**Records supplied**
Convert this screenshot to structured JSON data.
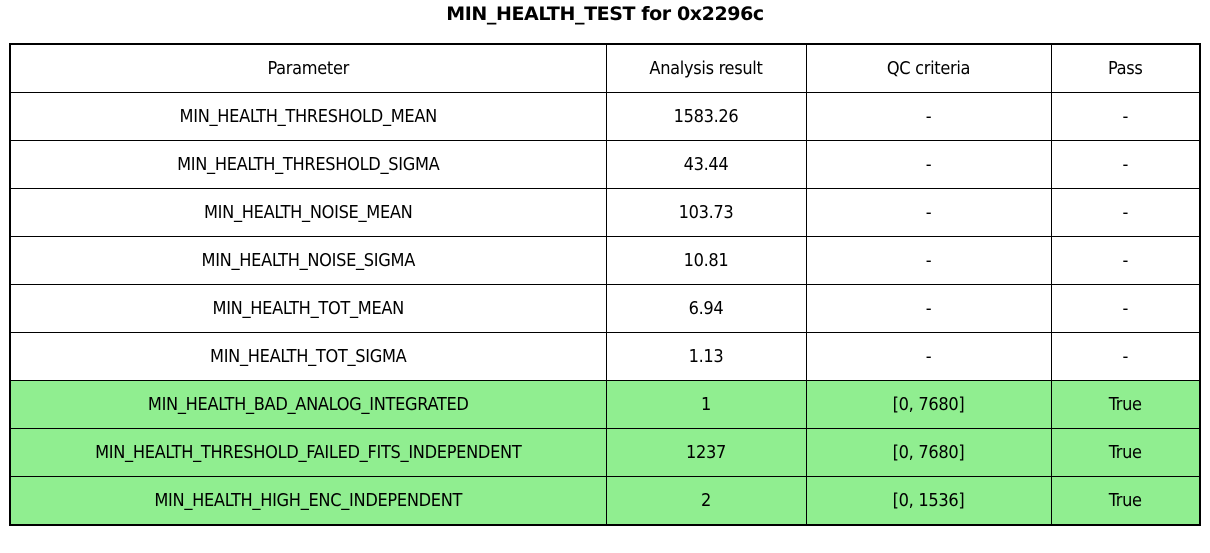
{
  "chart_data": {
    "type": "table",
    "title": "MIN_HEALTH_TEST for 0x2296c",
    "columns": [
      "Parameter",
      "Analysis result",
      "QC criteria",
      "Pass"
    ],
    "rows": [
      [
        "MIN_HEALTH_THRESHOLD_MEAN",
        "1583.26",
        "-",
        "-"
      ],
      [
        "MIN_HEALTH_THRESHOLD_SIGMA",
        "43.44",
        "-",
        "-"
      ],
      [
        "MIN_HEALTH_NOISE_MEAN",
        "103.73",
        "-",
        "-"
      ],
      [
        "MIN_HEALTH_NOISE_SIGMA",
        "10.81",
        "-",
        "-"
      ],
      [
        "MIN_HEALTH_TOT_MEAN",
        "6.94",
        "-",
        "-"
      ],
      [
        "MIN_HEALTH_TOT_SIGMA",
        "1.13",
        "-",
        "-"
      ],
      [
        "MIN_HEALTH_BAD_ANALOG_INTEGRATED",
        "1",
        "[0, 7680]",
        "True"
      ],
      [
        "MIN_HEALTH_THRESHOLD_FAILED_FITS_INDEPENDENT",
        "1237",
        "[0, 7680]",
        "True"
      ],
      [
        "MIN_HEALTH_HIGH_ENC_INDEPENDENT",
        "2",
        "[0, 1536]",
        "True"
      ]
    ],
    "row_highlight": [
      false,
      false,
      false,
      false,
      false,
      false,
      true,
      true,
      true
    ],
    "colors": {
      "highlight_green": "#90EE90",
      "border": "#000000",
      "background": "#FFFFFF",
      "text": "#000000"
    },
    "layout_hints": {
      "header_row": true,
      "grid": true,
      "all_cells_centered": true
    }
  }
}
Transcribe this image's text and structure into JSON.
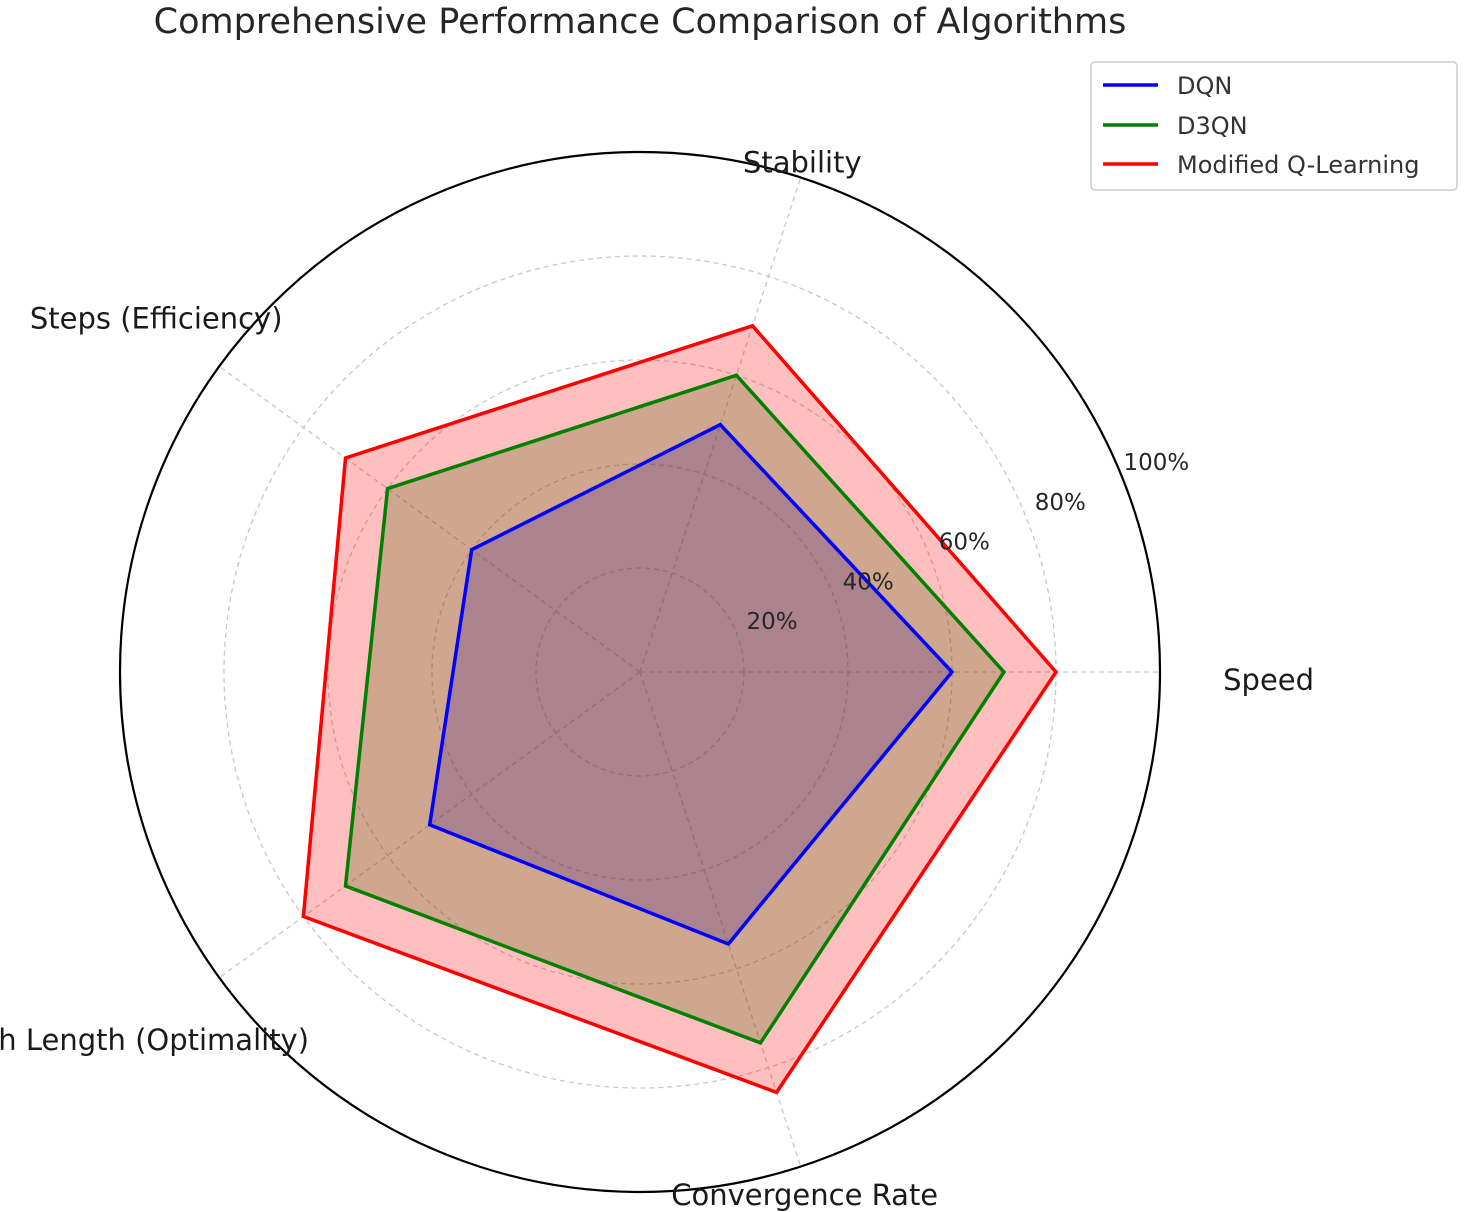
{
  "chart_data": {
    "type": "radar",
    "title": "Comprehensive Performance Comparison of Algorithms",
    "categories": [
      "Speed",
      "Stability",
      "Steps (Efficiency)",
      "Path Length (Optimality)",
      "Convergence Rate"
    ],
    "rlim": [
      0,
      100
    ],
    "r_ticks": [
      20,
      40,
      60,
      80,
      100
    ],
    "r_tick_labels": [
      "20%",
      "40%",
      "60%",
      "80%",
      "100%"
    ],
    "grid": true,
    "legend_position": "top-right",
    "series": [
      {
        "name": "DQN",
        "values": [
          60,
          50,
          40,
          50,
          55
        ],
        "color": "#0000ff",
        "fill": "#0000ff",
        "fill_opacity": 0.25
      },
      {
        "name": "D3QN",
        "values": [
          70,
          60,
          60,
          70,
          75
        ],
        "color": "#008000",
        "fill": "#008000",
        "fill_opacity": 0.25
      },
      {
        "name": "Modified Q-Learning",
        "values": [
          80,
          70,
          70,
          80,
          85
        ],
        "color": "#ff0000",
        "fill": "#ff0000",
        "fill_opacity": 0.25
      }
    ]
  }
}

**Problem description**
Reproduce each line word for word and drop the pictures.

**Written response**
Convert this screenshot to structured JSON data.
{
  "chart_data": {
    "type": "table",
    "title": "MIN_HEALTH_TEST for 0x2296c",
    "columns": [
      "Parameter",
      "Analysis result",
      "QC criteria",
      "Pass"
    ],
    "rows": [
      [
        "MIN_HEALTH_THRESHOLD_MEAN",
        "1583.26",
        "-",
        "-"
      ],
      [
        "MIN_HEALTH_THRESHOLD_SIGMA",
        "43.44",
        "-",
        "-"
      ],
      [
        "MIN_HEALTH_NOISE_MEAN",
        "103.73",
        "-",
        "-"
      ],
      [
        "MIN_HEALTH_NOISE_SIGMA",
        "10.81",
        "-",
        "-"
      ],
      [
        "MIN_HEALTH_TOT_MEAN",
        "6.94",
        "-",
        "-"
      ],
      [
        "MIN_HEALTH_TOT_SIGMA",
        "1.13",
        "-",
        "-"
      ],
      [
        "MIN_HEALTH_BAD_ANALOG_INTEGRATED",
        "1",
        "[0, 7680]",
        "True"
      ],
      [
        "MIN_HEALTH_THRESHOLD_FAILED_FITS_INDEPENDENT",
        "1237",
        "[0, 7680]",
        "True"
      ],
      [
        "MIN_HEALTH_HIGH_ENC_INDEPENDENT",
        "2",
        "[0, 1536]",
        "True"
      ]
    ],
    "row_highlight": [
      false,
      false,
      false,
      false,
      false,
      false,
      true,
      true,
      true
    ],
    "colors": {
      "highlight_green": "#90EE90",
      "border": "#000000",
      "background": "#FFFFFF",
      "text": "#000000"
    },
    "layout_hints": {
      "header_row": true,
      "grid": true,
      "all_cells_centered": true
    }
  }
}
Transcribe this image's text and structure into JSON.
{
  "chart_data": {
    "type": "radar",
    "title": "Comprehensive Performance Comparison of Algorithms",
    "categories": [
      "Speed",
      "Stability",
      "Steps (Efficiency)",
      "Path Length (Optimality)",
      "Convergence Rate"
    ],
    "rlim": [
      0,
      100
    ],
    "r_ticks": [
      20,
      40,
      60,
      80,
      100
    ],
    "r_tick_labels": [
      "20%",
      "40%",
      "60%",
      "80%",
      "100%"
    ],
    "grid": true,
    "legend_position": "top-right",
    "series": [
      {
        "name": "DQN",
        "values": [
          60,
          50,
          40,
          50,
          55
        ],
        "color": "#0000ff",
        "fill": "#0000ff",
        "fill_opacity": 0.25
      },
      {
        "name": "D3QN",
        "values": [
          70,
          60,
          60,
          70,
          75
        ],
        "color": "#008000",
        "fill": "#008000",
        "fill_opacity": 0.25
      },
      {
        "name": "Modified Q-Learning",
        "values": [
          80,
          70,
          70,
          80,
          85
        ],
        "color": "#ff0000",
        "fill": "#ff0000",
        "fill_opacity": 0.25
      }
    ]
  }
}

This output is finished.